== Given problem ==
Would it be possible to write out each entry below exactly, without the pictures?

== Material to process ==
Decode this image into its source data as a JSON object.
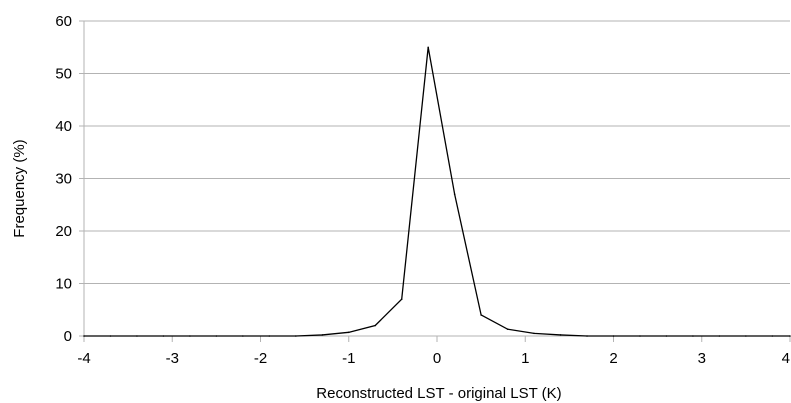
{
  "chart_data": {
    "type": "line",
    "title": "",
    "xlabel": "Reconstructed LST - original LST (K)",
    "ylabel": "Frequency (%)",
    "xlim": [
      -4,
      4
    ],
    "ylim": [
      0,
      60
    ],
    "x_ticks": [
      -4,
      -3,
      -2,
      -1,
      0,
      1,
      2,
      3,
      4
    ],
    "x_tick_labels": [
      "-4",
      "-3",
      "-2",
      "-1",
      "0",
      "1",
      "2",
      "3",
      "4"
    ],
    "y_ticks": [
      0,
      10,
      20,
      30,
      40,
      50,
      60
    ],
    "y_tick_labels": [
      "0",
      "10",
      "20",
      "30",
      "40",
      "50",
      "60"
    ],
    "grid": true,
    "legend": false,
    "series": [
      {
        "x": [
          -4,
          -3.7,
          -3.4,
          -3.1,
          -2.8,
          -2.5,
          -2.2,
          -1.9,
          -1.6,
          -1.3,
          -1.0,
          -0.7,
          -0.4,
          -0.1,
          0.2,
          0.5,
          0.8,
          1.1,
          1.4,
          1.7,
          2.0,
          2.3,
          2.6,
          2.9,
          3.2,
          3.5,
          3.8,
          4.0
        ],
        "values": [
          0,
          0,
          0,
          0,
          0,
          0,
          0,
          0,
          0,
          0.2,
          0.7,
          2.0,
          7.0,
          55.0,
          27.0,
          4.0,
          1.3,
          0.5,
          0.2,
          0,
          0,
          0,
          0,
          0,
          0,
          0,
          0,
          0
        ],
        "color": "#000000"
      }
    ]
  }
}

== Response ==
Decode this image into its source data as a JSON object.
{
  "chart_data": {
    "type": "line",
    "title": "",
    "xlabel": "Reconstructed LST - original LST (K)",
    "ylabel": "Frequency (%)",
    "xlim": [
      -4,
      4
    ],
    "ylim": [
      0,
      60
    ],
    "x_ticks": [
      -4,
      -3,
      -2,
      -1,
      0,
      1,
      2,
      3,
      4
    ],
    "x_tick_labels": [
      "-4",
      "-3",
      "-2",
      "-1",
      "0",
      "1",
      "2",
      "3",
      "4"
    ],
    "y_ticks": [
      0,
      10,
      20,
      30,
      40,
      50,
      60
    ],
    "y_tick_labels": [
      "0",
      "10",
      "20",
      "30",
      "40",
      "50",
      "60"
    ],
    "grid": true,
    "legend": false,
    "series": [
      {
        "x": [
          -4,
          -3.7,
          -3.4,
          -3.1,
          -2.8,
          -2.5,
          -2.2,
          -1.9,
          -1.6,
          -1.3,
          -1.0,
          -0.7,
          -0.4,
          -0.1,
          0.2,
          0.5,
          0.8,
          1.1,
          1.4,
          1.7,
          2.0,
          2.3,
          2.6,
          2.9,
          3.2,
          3.5,
          3.8,
          4.0
        ],
        "values": [
          0,
          0,
          0,
          0,
          0,
          0,
          0,
          0,
          0,
          0.2,
          0.7,
          2.0,
          7.0,
          55.0,
          27.0,
          4.0,
          1.3,
          0.5,
          0.2,
          0,
          0,
          0,
          0,
          0,
          0,
          0,
          0,
          0
        ],
        "color": "#000000"
      }
    ]
  }
}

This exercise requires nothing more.